The recommended dementia diagnostic pathway comprises non-specialist assessment followed by specialist diagnosis. Given increasing resource constraints and existing inequalities in accessing specialist care, more accurate assessment in non-specialist settings may improve dementia management. This study assessed the diagnostic accuracy of blood biomarkers of Alzheimer’s disease (AD) and neurodegeneration for detecting probable AD (PAD) and mild cognitive impairment (MCI) with amyloid positivity (AP), particularly when they supplement current non-specialist practice of administering Mini-Mental State Examination (MMSE).

Things to do:
**1.** According to the dementia study text, what two steps make up the recommended dementia diagnostic pathway?
**2.** Switch "improve" to "enhance" in the dementia study text and write out the passage that begins at the words "The recommended dementia" and stops after "State Examination (MMSE).".
**3.** Resume the dementia study text from where it stops.
The records that come next are separate material, unrelated to the dementia study text.

Record extracts:
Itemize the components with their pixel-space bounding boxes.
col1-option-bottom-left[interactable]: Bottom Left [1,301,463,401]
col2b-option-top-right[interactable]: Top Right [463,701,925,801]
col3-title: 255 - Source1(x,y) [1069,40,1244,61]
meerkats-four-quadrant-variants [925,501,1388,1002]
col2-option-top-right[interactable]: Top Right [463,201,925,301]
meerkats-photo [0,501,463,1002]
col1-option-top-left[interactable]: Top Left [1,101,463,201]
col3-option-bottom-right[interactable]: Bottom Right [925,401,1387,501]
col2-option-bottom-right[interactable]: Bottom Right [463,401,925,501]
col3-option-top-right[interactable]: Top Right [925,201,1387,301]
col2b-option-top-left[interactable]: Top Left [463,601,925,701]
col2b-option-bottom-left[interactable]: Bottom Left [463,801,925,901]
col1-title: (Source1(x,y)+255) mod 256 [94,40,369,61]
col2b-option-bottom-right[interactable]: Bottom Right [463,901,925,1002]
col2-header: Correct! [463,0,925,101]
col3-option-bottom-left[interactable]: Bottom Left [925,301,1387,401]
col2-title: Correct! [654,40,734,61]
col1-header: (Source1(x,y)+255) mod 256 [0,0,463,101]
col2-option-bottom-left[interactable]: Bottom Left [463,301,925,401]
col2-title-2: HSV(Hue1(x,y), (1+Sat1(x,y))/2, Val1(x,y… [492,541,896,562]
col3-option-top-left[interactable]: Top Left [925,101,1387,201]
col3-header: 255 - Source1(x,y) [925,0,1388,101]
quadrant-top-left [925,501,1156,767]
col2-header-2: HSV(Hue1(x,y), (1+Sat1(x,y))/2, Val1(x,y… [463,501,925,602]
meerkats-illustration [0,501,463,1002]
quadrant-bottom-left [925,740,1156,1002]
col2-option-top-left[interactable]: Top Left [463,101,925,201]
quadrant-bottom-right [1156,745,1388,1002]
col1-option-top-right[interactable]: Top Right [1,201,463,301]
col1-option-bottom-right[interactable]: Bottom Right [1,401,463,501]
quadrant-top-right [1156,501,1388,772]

Answers to each task:
**1.** Non-specialist assessment followed by specialist diagnosis.

**2.**
The recommended dementia diagnostic pathway comprises non-specialist assessment followed by specialist diagnosis. Given increasing resource constraints and existing inequalities in accessing specialist care, more accurate assessment in non-specialist settings may enhance dementia management. This study assessed the diagnostic accuracy of blood biomarkers of Alzheimer’s disease (AD) and neurodegeneration for detecting probable AD (PAD) and mild cognitive impairment (MCI) with amyloid positivity (AP), particularly when they supplement current non-specialist practice of administering Mini-Mental State Examination (MMSE).

**3.**
Methods

We accessed data from the Bio-Hermes study which grouped participants as cognitively normal (n=417), MCI (n=312), and PAD (n=272). Blood biomarkers of AD and neurodegeneration included: amyloid-beta 42/40; phosphorylated-tau 181 (p-tau181); p-tau217; glial fibrillary acidic protein (GFAP); and neurofilament light (NfL). Biomarkers were added individually or as panel to MMSE to predict the following diagnostic outcomes: PAD; MCI or PAD (MCI-PAD); PAD with AP measured by positron emission tomography/cerebrospinal fluid (PAD-AP); and MCI-PAD with AP (MCI-PAD-AP). Accuracy was assessed using receiver operating characteristic (ROC) curve and area under ROC curve (AUC) following logistic regression, adjusted for covariates observable in general clinical setting (e.g., alcohol, smoking, functional impairment) and apolipoprotein E ε4 carrier status. Statistically significant differences in AUC were estimated by DeLong test. Subgroup analyses were conducted by age and race/ethnicity.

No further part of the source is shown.